» Material for this task:
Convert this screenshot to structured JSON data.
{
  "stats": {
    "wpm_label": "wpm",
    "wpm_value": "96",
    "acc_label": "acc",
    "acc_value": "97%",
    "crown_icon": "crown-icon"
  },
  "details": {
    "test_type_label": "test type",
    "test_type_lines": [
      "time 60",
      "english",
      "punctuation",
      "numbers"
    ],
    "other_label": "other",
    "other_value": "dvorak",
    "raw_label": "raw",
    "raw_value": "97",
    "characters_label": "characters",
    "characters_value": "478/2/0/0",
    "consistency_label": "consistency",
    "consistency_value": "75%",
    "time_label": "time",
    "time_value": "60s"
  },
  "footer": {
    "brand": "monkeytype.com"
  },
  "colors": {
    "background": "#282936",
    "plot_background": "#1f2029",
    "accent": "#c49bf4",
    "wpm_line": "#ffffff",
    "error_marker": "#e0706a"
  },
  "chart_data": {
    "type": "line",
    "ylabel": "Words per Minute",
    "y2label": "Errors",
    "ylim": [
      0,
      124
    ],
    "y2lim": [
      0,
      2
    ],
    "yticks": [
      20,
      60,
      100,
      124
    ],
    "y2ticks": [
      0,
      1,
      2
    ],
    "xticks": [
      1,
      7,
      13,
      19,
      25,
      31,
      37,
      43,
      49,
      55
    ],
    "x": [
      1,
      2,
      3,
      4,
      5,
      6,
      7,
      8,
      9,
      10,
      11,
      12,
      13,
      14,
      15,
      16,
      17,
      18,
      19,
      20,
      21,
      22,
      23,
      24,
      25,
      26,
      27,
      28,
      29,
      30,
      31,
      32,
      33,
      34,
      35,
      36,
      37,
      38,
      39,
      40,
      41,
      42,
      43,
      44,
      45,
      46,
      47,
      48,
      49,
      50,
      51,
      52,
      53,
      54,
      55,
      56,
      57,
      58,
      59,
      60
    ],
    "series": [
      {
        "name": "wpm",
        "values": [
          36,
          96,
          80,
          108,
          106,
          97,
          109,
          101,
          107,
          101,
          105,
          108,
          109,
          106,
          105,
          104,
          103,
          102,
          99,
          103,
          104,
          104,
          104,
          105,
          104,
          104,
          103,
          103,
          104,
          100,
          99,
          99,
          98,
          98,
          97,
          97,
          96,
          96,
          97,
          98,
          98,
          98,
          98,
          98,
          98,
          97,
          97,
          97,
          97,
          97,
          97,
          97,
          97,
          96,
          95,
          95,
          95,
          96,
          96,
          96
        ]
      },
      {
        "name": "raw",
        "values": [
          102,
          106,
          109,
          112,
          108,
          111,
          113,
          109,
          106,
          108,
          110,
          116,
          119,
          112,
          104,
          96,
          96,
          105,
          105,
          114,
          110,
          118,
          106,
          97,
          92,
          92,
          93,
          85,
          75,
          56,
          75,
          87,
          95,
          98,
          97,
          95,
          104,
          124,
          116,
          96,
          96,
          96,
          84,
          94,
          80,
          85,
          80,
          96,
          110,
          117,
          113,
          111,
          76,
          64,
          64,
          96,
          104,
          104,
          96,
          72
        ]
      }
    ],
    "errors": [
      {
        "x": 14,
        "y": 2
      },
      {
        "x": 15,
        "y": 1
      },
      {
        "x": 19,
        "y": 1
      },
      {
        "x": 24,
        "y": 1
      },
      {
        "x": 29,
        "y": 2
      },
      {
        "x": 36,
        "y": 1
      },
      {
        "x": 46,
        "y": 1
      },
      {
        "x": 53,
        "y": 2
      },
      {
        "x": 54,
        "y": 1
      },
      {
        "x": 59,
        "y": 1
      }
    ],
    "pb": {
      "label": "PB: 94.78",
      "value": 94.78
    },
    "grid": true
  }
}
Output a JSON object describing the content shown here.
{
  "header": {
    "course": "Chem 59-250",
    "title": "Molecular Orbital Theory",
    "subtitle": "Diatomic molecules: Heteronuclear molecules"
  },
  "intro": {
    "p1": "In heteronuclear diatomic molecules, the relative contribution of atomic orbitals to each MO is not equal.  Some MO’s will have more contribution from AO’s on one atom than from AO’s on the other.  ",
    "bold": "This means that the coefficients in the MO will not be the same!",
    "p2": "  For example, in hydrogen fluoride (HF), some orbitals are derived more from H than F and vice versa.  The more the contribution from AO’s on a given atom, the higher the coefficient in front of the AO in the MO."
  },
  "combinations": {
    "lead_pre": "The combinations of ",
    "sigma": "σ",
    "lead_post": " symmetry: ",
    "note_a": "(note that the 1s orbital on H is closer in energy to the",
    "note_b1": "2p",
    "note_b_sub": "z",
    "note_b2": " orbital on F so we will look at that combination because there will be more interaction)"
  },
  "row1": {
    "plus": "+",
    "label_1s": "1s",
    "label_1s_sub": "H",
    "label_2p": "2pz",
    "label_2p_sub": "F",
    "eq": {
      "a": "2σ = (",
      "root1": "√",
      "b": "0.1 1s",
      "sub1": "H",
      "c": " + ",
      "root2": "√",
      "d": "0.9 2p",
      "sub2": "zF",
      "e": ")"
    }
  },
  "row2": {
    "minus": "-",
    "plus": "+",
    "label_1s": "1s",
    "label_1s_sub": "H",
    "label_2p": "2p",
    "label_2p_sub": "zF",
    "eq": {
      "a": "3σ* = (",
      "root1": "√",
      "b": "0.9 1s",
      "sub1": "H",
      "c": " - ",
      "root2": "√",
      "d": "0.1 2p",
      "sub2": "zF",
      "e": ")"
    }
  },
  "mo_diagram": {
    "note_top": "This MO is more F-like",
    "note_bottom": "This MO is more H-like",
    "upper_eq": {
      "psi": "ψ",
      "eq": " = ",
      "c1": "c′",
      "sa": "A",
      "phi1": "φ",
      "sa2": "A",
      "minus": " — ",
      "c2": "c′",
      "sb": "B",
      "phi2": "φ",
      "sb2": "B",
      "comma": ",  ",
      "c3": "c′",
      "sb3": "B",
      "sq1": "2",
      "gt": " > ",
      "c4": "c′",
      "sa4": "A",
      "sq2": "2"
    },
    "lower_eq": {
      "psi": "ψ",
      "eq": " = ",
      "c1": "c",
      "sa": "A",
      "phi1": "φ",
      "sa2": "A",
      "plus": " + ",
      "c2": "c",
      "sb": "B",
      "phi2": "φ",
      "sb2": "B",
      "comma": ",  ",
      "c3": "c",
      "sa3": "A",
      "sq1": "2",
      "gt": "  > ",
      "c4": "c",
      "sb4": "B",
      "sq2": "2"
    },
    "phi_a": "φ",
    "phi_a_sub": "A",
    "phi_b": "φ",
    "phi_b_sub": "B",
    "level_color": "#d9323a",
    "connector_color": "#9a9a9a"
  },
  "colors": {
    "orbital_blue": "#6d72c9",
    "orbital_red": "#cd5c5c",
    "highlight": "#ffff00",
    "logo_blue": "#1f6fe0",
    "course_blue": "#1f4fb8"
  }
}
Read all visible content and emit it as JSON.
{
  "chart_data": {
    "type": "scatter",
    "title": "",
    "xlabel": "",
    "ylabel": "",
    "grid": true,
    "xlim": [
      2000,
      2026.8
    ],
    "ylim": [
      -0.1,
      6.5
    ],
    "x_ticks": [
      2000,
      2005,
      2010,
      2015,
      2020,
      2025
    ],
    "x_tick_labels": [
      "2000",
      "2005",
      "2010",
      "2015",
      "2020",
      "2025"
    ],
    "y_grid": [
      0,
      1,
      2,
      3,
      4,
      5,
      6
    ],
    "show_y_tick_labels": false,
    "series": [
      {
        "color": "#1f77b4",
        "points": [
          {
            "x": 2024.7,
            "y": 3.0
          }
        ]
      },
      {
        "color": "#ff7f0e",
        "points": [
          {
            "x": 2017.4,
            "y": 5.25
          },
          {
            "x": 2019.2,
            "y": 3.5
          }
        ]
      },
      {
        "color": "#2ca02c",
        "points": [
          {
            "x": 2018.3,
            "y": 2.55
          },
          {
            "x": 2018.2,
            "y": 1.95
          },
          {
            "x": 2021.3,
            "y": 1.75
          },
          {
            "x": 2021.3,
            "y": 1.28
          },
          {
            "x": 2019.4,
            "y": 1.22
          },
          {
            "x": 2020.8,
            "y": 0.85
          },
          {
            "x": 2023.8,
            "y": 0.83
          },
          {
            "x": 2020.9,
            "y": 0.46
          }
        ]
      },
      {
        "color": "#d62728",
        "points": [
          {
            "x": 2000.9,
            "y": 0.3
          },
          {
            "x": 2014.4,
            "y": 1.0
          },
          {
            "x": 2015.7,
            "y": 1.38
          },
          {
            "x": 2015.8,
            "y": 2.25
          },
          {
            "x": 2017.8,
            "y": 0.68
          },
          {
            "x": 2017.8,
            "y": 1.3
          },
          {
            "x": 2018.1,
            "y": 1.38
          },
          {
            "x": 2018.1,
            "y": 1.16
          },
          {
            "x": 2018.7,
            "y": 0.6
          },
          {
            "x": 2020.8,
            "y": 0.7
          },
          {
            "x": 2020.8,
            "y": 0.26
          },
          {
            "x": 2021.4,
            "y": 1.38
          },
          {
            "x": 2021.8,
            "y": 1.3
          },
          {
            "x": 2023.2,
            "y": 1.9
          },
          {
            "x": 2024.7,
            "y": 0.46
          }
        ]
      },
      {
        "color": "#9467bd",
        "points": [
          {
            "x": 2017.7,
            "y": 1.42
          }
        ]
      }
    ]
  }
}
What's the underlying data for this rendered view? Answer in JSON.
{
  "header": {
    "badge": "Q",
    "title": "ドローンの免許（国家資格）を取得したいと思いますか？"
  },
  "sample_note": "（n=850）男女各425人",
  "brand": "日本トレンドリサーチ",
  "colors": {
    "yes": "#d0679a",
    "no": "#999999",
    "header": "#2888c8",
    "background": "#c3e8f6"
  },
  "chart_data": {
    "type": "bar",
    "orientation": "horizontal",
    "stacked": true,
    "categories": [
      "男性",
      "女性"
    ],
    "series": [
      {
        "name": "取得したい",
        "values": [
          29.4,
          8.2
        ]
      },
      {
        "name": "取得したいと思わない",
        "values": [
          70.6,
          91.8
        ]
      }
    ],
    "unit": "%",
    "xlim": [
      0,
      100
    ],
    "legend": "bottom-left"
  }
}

» The task: Find "content". Copy every line it occurs in.

» Right answer:
Output a JSON object describing the content shown here.
Read all visible content and emit it as JSON.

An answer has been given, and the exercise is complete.